Begin Source records

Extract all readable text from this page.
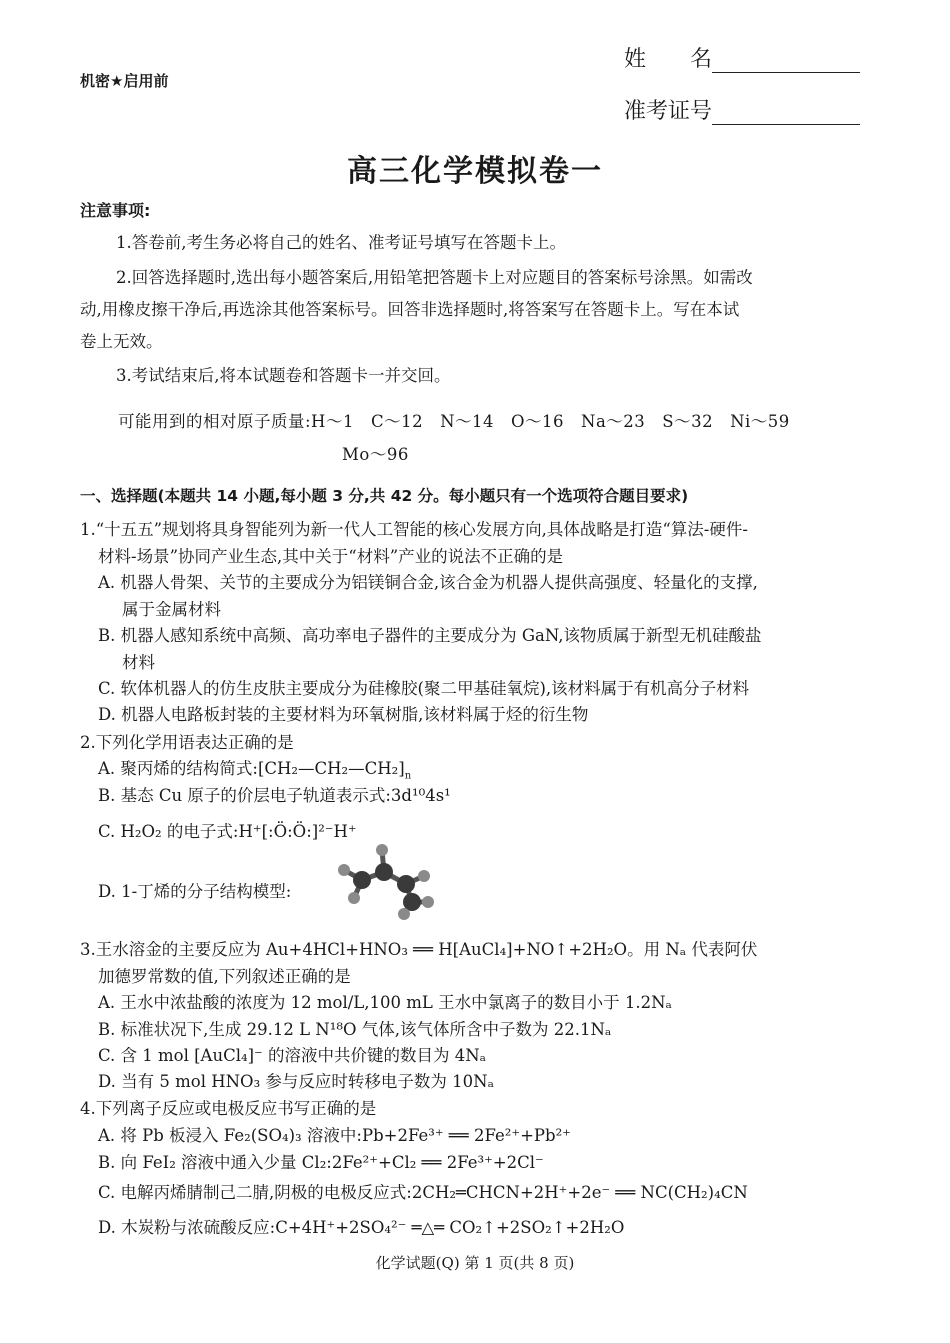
机密★启用前
姓　　名
准考证号
高三化学模拟卷一
注意事项:
1.答卷前,考生务必将自己的姓名、准考证号填写在答题卡上。
2.回答选择题时,选出每小题答案后,用铅笔把答题卡上对应题目的答案标号涂黑。如需改
动,用橡皮擦干净后,再选涂其他答案标号。回答非选择题时,将答案写在答题卡上。写在本试
卷上无效。
3.考试结束后,将本试题卷和答题卡一并交回。
可能用到的相对原子质量:H～1　C～12　N～14　O～16　Na～23　S～32　Ni～59
Mo～96
一、选择题(本题共 14 小题,每小题 3 分,共 42 分。每小题只有一个选项符合题目要求)
1.“十五五”规划将具身智能列为新一代人工智能的核心发展方向,具体战略是打造“算法-硬件-
材料-场景”协同产业生态,其中关于“材料”产业的说法不正确的是
A. 机器人骨架、关节的主要成分为铝镁铜合金,该合金为机器人提供高强度、轻量化的支撑,
属于金属材料
B. 机器人感知系统中高频、高功率电子器件的主要成分为 GaN,该物质属于新型无机硅酸盐
材料
C. 软体机器人的仿生皮肤主要成分为硅橡胶(聚二甲基硅氧烷),该材料属于有机高分子材料
D. 机器人电路板封装的主要材料为环氧树脂,该材料属于烃的衍生物
2.下列化学用语表达正确的是
A. 聚丙烯的结构简式$:[CH_2—CH_2—CH_2]_n$
B. 基态 Cu 原子的价层电子轨道表示式:3d¹⁰4s¹
C. H₂O₂ 的电子式:H⁺[:Ö:Ö:]²⁻H⁺
D. 1-丁烯的分子结构模型:
3.王水溶金的主要反应为 Au+4HCl+HNO₃ ══ H[AuCl₄]+NO↑+2H₂O。用 Nₐ 代表阿伏
加德罗常数的值,下列叙述正确的是
A. 王水中浓盐酸的浓度为 12 mol/L,100 mL 王水中氯离子的数目小于 1.2Nₐ
B. 标准状况下,生成 29.12 L N¹⁸O 气体,该气体所含中子数为 22.1Nₐ
C. 含 1 mol [AuCl₄]⁻ 的溶液中共价键的数目为 4Nₐ
D. 当有 5 mol HNO₃ 参与反应时转移电子数为 10Nₐ
4.下列离子反应或电极反应书写正确的是
A. 将 Pb 板浸入 Fe₂(SO₄)₃ 溶液中:Pb+2Fe³⁺ ══ 2Fe²⁺+Pb²⁺
B. 向 FeI₂ 溶液中通入少量 Cl₂:2Fe²⁺+Cl₂ ══ 2Fe³⁺+2Cl⁻
C. 电解丙烯腈制己二腈,阴极的电极反应式:2CH₂═CHCN+2H⁺+2e⁻ ══ NC(CH₂)₄CN
D. 木炭粉与浓硫酸反应:C+4H⁺+2SO₄²⁻ ═△═ CO₂↑+2SO₂↑+2H₂O
化学试题(Q) 第 1 页(共 8 页)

End Source records

Take every line from the records above that has the word "AuCl₄" and copy it.

3.王水溶金的主要反应为 Au+4HCl+HNO₃ ══ H[AuCl₄]+NO↑+2H₂O。用 Nₐ 代表阿伏
C. 含 1 mol [AuCl₄]⁻ 的溶液中共价键的数目为 4Nₐ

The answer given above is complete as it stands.